Copy out every line of the listing below word for word, but leave out the pictures.

start Excerpted records

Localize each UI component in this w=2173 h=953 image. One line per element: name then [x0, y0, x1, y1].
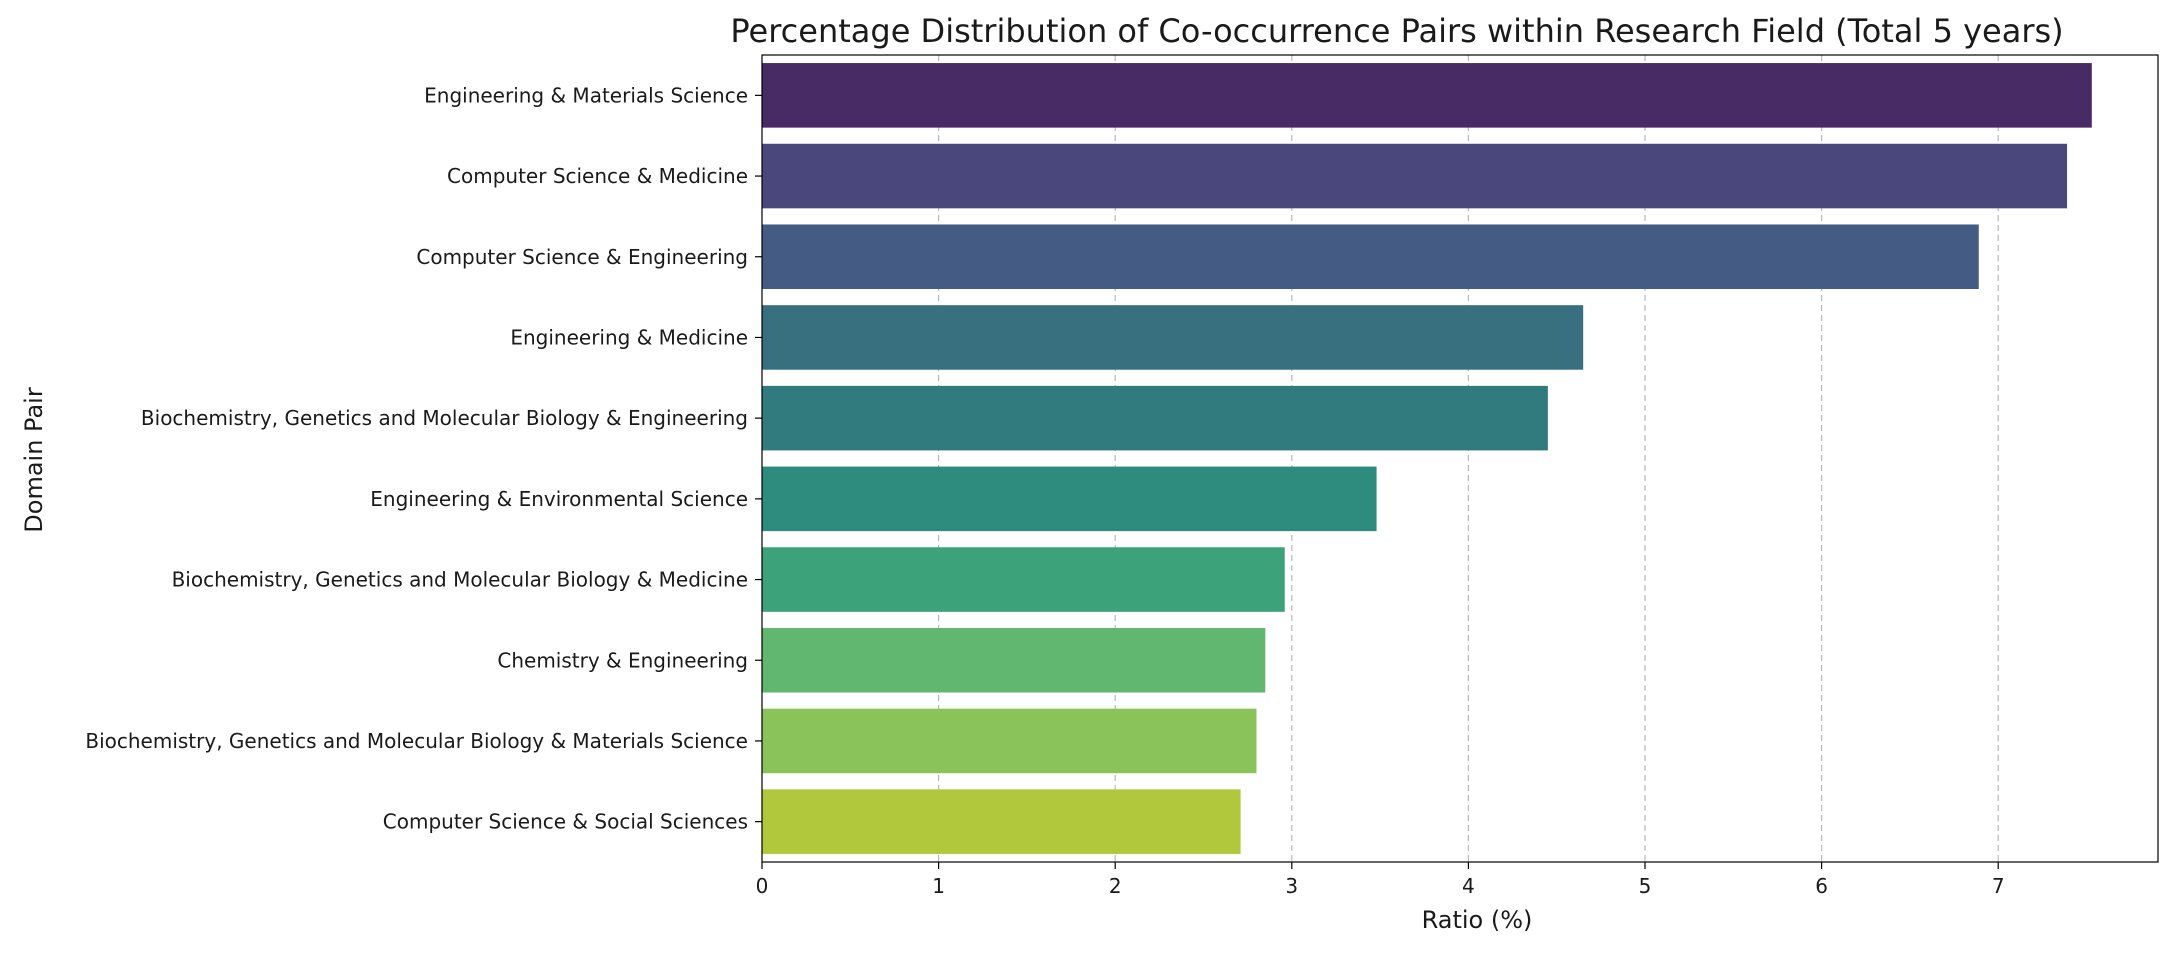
y-category-label: Engineering & Environmental Science [370, 487, 748, 511]
bar [762, 708, 1257, 774]
y-category-label: Biochemistry, Genetics and Molecular Bio… [141, 406, 748, 430]
y-category-label: Computer Science & Medicine [447, 164, 748, 188]
bar [762, 143, 2068, 209]
bar [762, 627, 1266, 693]
x-tick-label: 3 [1285, 874, 1298, 898]
y-category-label: Computer Science & Engineering [416, 245, 748, 269]
bars [762, 63, 2092, 854]
y-category-label: Biochemistry, Genetics and Molecular Bio… [85, 729, 748, 753]
y-category-label: Engineering & Materials Science [424, 83, 748, 107]
x-tick-label: 2 [1109, 874, 1122, 898]
x-tick-label: 0 [756, 874, 769, 898]
x-tick-label: 6 [1815, 874, 1828, 898]
x-axis-ticks: 0 1 2 3 4 5 6 7 [756, 862, 2005, 898]
plot-frame [761, 54, 2159, 863]
y-category-label: Engineering & Medicine [510, 325, 748, 349]
y-category-label: Computer Science & Social Sciences [383, 810, 748, 834]
bar [762, 789, 1241, 854]
x-tick-label: 5 [1639, 874, 1652, 898]
x-tick-label: 4 [1462, 874, 1475, 898]
y-category-label: Biochemistry, Genetics and Molecular Bio… [172, 568, 748, 592]
chart-title: Percentage Distribution of Co-occurrence… [730, 12, 2063, 50]
y-axis-label: Domain Pair [20, 387, 48, 533]
bar [762, 63, 2092, 128]
y-category-label: Chemistry & Engineering [497, 648, 748, 672]
bar [762, 547, 1285, 612]
x-tick-label: 1 [932, 874, 945, 898]
bar [762, 466, 1377, 532]
x-axis-label: Ratio (%) [1422, 906, 1533, 934]
bar [762, 224, 1979, 290]
bar [762, 385, 1548, 451]
bar [762, 305, 1584, 370]
y-axis-labels: Engineering & Materials Science Computer … [85, 83, 762, 834]
x-tick-label: 7 [1992, 874, 2005, 898]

end Excerpted records

Solved exercise →
Localize each UI component in this w=2173 h=953 image. One line per element: name then [x0, y0, x1, y1].
y-category-label: Engineering & Environmental Science [370, 487, 748, 511]
bar [762, 708, 1257, 774]
y-category-label: Biochemistry, Genetics and Molecular Bio… [141, 406, 748, 430]
y-category-label: Computer Science & Medicine [447, 164, 748, 188]
bar [762, 143, 2068, 209]
bar [762, 627, 1266, 693]
x-tick-label: 3 [1285, 874, 1298, 898]
y-category-label: Computer Science & Engineering [416, 245, 748, 269]
bars [762, 63, 2092, 854]
y-category-label: Biochemistry, Genetics and Molecular Bio… [85, 729, 748, 753]
y-category-label: Engineering & Materials Science [424, 83, 748, 107]
x-tick-label: 2 [1109, 874, 1122, 898]
x-tick-label: 0 [756, 874, 769, 898]
x-tick-label: 6 [1815, 874, 1828, 898]
x-axis-ticks: 0 1 2 3 4 5 6 7 [756, 862, 2005, 898]
plot-frame [761, 54, 2159, 863]
y-category-label: Engineering & Medicine [510, 325, 748, 349]
y-category-label: Computer Science & Social Sciences [383, 810, 748, 834]
bar [762, 789, 1241, 854]
x-tick-label: 5 [1639, 874, 1652, 898]
x-tick-label: 4 [1462, 874, 1475, 898]
y-category-label: Biochemistry, Genetics and Molecular Bio… [172, 568, 748, 592]
chart-title: Percentage Distribution of Co-occurrence… [730, 12, 2063, 50]
y-axis-label: Domain Pair [20, 387, 48, 533]
bar [762, 63, 2092, 128]
y-category-label: Chemistry & Engineering [497, 648, 748, 672]
bar [762, 547, 1285, 612]
x-tick-label: 1 [932, 874, 945, 898]
bar [762, 466, 1377, 532]
x-axis-label: Ratio (%) [1422, 906, 1533, 934]
bar [762, 224, 1979, 290]
bar [762, 385, 1548, 451]
bar [762, 305, 1584, 370]
y-axis-labels: Engineering & Materials Science Computer … [85, 83, 762, 834]
x-tick-label: 7 [1992, 874, 2005, 898]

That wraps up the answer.